* **AIM OF THE EXERCISE**
Find the lines below that contain the string "title". Copy each one.

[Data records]
** Start **
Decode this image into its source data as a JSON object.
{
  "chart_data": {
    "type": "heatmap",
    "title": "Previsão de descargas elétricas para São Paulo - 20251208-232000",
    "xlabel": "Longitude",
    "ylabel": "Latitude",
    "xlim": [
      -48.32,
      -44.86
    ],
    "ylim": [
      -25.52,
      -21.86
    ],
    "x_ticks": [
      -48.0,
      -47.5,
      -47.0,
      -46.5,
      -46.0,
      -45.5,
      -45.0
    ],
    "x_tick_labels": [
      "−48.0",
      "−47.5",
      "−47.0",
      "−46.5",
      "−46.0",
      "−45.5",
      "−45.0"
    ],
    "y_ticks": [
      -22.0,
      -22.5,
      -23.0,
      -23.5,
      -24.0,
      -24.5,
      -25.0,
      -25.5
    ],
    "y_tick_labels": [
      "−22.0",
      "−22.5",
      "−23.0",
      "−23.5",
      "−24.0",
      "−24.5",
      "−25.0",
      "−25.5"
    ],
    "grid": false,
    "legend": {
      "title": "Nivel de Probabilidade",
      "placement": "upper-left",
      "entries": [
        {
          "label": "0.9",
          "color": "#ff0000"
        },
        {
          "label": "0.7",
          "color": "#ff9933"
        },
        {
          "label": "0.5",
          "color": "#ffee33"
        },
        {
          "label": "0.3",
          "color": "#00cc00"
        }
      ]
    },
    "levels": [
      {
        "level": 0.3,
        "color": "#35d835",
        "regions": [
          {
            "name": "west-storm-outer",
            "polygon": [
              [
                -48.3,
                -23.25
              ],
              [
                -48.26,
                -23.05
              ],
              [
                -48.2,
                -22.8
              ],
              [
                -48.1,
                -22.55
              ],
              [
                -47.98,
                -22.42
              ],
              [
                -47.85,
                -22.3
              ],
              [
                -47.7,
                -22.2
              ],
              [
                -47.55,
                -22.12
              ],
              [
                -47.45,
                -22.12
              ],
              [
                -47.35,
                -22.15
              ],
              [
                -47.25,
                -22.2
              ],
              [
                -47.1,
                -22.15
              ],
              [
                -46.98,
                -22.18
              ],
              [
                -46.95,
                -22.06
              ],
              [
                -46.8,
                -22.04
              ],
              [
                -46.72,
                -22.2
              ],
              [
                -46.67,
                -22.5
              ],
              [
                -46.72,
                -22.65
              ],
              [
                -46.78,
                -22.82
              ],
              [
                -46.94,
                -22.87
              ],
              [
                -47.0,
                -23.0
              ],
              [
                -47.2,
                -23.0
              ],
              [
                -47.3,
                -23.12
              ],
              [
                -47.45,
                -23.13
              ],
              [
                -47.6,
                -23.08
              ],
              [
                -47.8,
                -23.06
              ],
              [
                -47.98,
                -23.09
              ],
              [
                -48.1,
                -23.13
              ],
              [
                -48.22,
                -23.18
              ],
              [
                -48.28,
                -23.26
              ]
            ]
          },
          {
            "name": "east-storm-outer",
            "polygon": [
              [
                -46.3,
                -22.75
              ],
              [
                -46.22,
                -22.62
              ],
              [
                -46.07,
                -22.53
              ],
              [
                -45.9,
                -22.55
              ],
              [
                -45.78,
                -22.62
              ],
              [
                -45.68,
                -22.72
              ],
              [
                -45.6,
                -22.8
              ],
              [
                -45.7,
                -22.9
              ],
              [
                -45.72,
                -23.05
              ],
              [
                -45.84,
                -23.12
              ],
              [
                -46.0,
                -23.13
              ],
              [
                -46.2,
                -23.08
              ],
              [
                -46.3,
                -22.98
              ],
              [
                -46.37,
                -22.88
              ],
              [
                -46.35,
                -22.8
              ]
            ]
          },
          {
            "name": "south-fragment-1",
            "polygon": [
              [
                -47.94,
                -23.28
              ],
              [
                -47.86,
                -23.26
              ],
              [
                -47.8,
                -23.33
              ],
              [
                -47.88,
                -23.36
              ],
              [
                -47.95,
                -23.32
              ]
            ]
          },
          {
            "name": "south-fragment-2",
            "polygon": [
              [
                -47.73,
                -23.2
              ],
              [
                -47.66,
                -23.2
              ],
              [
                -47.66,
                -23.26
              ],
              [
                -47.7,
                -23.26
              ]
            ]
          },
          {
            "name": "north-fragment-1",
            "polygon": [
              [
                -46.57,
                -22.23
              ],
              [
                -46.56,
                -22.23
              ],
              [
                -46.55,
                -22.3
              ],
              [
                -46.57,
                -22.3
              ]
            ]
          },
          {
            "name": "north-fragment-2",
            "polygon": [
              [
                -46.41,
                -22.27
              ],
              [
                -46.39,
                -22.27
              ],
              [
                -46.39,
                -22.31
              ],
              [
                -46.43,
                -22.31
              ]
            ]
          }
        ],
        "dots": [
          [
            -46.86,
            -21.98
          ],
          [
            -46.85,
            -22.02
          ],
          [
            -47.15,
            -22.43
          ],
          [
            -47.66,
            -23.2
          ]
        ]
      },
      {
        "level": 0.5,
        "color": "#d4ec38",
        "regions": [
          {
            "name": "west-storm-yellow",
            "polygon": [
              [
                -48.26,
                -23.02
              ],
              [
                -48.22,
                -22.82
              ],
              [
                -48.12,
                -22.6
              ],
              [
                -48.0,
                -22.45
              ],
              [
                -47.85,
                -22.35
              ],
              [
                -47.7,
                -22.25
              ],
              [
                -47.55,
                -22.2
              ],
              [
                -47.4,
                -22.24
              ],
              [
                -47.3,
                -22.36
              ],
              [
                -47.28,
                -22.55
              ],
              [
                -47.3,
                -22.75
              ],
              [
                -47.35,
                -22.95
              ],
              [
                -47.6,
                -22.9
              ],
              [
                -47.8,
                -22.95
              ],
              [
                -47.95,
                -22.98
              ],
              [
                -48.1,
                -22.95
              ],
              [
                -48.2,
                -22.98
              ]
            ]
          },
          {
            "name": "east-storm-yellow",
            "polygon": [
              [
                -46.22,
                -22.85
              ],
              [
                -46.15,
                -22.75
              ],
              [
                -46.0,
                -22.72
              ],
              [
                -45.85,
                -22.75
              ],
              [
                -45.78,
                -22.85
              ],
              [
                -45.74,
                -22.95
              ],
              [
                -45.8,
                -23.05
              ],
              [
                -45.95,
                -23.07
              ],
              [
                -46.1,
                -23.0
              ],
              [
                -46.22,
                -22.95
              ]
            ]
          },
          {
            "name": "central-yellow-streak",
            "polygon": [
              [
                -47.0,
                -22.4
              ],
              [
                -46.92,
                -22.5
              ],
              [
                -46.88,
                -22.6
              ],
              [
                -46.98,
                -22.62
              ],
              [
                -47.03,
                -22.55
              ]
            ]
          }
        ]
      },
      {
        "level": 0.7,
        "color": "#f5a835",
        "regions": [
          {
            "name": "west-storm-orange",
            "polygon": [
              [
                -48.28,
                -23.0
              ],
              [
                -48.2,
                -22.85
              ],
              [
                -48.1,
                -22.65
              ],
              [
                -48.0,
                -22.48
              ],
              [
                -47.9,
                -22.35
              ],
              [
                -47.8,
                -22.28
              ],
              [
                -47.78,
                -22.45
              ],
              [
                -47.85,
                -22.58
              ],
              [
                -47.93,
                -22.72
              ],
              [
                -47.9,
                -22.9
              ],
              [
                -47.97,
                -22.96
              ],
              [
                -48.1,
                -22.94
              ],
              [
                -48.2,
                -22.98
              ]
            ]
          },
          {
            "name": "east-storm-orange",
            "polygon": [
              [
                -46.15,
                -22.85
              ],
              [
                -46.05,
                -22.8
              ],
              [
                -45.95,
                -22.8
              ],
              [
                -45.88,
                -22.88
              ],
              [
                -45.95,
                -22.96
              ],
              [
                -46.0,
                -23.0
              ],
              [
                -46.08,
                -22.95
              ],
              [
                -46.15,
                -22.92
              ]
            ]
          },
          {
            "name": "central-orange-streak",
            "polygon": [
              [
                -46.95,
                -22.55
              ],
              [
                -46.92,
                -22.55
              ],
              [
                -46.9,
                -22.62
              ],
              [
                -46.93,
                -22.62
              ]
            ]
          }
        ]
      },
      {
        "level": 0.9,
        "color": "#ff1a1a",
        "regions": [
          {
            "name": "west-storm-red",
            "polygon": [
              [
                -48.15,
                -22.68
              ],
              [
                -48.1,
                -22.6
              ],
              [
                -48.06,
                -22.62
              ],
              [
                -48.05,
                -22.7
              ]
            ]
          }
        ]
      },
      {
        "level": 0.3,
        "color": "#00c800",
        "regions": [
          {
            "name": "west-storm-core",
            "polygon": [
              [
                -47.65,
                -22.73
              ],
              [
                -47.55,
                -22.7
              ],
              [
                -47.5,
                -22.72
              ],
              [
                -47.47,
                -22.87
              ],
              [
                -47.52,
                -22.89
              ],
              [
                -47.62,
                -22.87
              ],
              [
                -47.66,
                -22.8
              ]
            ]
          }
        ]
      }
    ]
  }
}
** End **
* **EXERCISE ANSWER**
    "title": "Previsão de descargas elétricas para São Paulo - 20251208-232000",
      "title": "Nivel de Probabilidade",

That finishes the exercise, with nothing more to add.